**Extracted records:**
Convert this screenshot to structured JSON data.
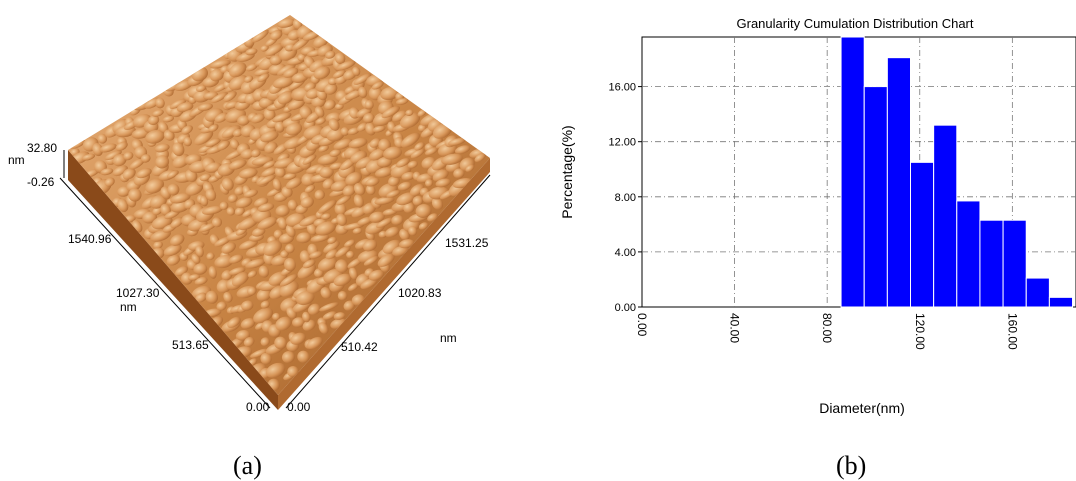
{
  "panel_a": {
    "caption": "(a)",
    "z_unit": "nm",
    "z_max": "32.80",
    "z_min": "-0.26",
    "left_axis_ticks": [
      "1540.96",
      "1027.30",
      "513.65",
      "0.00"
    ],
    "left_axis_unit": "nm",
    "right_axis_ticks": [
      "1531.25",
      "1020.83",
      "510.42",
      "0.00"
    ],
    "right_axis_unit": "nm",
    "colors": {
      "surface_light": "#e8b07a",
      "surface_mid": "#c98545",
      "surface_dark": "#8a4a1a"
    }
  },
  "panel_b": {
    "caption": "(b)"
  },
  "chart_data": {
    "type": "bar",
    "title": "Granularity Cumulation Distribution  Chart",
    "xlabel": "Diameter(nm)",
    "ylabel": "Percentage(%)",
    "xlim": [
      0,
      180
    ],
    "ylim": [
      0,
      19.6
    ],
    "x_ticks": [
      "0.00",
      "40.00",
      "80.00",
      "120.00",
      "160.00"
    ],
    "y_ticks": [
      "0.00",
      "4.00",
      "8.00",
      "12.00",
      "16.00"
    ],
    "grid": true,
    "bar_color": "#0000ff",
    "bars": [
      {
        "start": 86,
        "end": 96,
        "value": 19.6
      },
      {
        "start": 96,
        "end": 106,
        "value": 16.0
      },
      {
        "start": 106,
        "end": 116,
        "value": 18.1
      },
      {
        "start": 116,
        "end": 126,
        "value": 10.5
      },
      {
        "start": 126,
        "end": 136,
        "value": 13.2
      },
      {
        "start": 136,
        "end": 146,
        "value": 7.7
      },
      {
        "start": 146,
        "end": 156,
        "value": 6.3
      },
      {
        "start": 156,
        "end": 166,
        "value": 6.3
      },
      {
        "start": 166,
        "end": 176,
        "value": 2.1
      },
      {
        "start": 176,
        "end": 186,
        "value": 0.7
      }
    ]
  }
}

**Task prompt:**
Using the entries above, find all lines with "value". Copy them.

**Solution to this problem:**
        "value": 19.6
        "value": 16.0
        "value": 18.1
        "value": 10.5
        "value": 13.2
        "value": 7.7
        "value": 6.3
        "value": 6.3
        "value": 2.1
        "value": 0.7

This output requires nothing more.